• **Work to be completed**:
Repeat the lines that follow, leaving nothing out.

• **Listed entries**:
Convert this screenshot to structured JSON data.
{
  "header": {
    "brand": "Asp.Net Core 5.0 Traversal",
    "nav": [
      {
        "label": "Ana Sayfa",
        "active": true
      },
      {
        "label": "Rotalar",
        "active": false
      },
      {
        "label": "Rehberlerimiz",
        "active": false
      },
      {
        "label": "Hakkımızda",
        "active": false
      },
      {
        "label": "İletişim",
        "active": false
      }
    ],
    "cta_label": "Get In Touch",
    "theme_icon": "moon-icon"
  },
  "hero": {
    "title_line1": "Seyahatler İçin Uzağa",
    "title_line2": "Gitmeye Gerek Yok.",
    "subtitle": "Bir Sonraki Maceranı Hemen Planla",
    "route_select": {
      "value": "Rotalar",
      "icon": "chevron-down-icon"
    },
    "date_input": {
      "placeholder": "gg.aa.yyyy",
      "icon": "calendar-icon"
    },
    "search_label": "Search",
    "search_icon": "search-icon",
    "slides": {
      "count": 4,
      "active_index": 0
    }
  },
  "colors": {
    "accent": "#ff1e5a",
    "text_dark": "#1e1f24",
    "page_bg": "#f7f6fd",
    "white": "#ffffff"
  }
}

• **Response to the exercise**:
Convert this screenshot to structured JSON data.
{
  "header": {
    "brand": "Asp.Net Core 5.0 Traversal",
    "nav": [
      {
        "label": "Ana Sayfa",
        "active": true
      },
      {
        "label": "Rotalar",
        "active": false
      },
      {
        "label": "Rehberlerimiz",
        "active": false
      },
      {
        "label": "Hakkımızda",
        "active": false
      },
      {
        "label": "İletişim",
        "active": false
      }
    ],
    "cta_label": "Get In Touch",
    "theme_icon": "moon-icon"
  },
  "hero": {
    "title_line1": "Seyahatler İçin Uzağa",
    "title_line2": "Gitmeye Gerek Yok.",
    "subtitle": "Bir Sonraki Maceranı Hemen Planla",
    "route_select": {
      "value": "Rotalar",
      "icon": "chevron-down-icon"
    },
    "date_input": {
      "placeholder": "gg.aa.yyyy",
      "icon": "calendar-icon"
    },
    "search_label": "Search",
    "search_icon": "search-icon",
    "slides": {
      "count": 4,
      "active_index": 0
    }
  },
  "colors": {
    "accent": "#ff1e5a",
    "text_dark": "#1e1f24",
    "page_bg": "#f7f6fd",
    "white": "#ffffff"
  }
}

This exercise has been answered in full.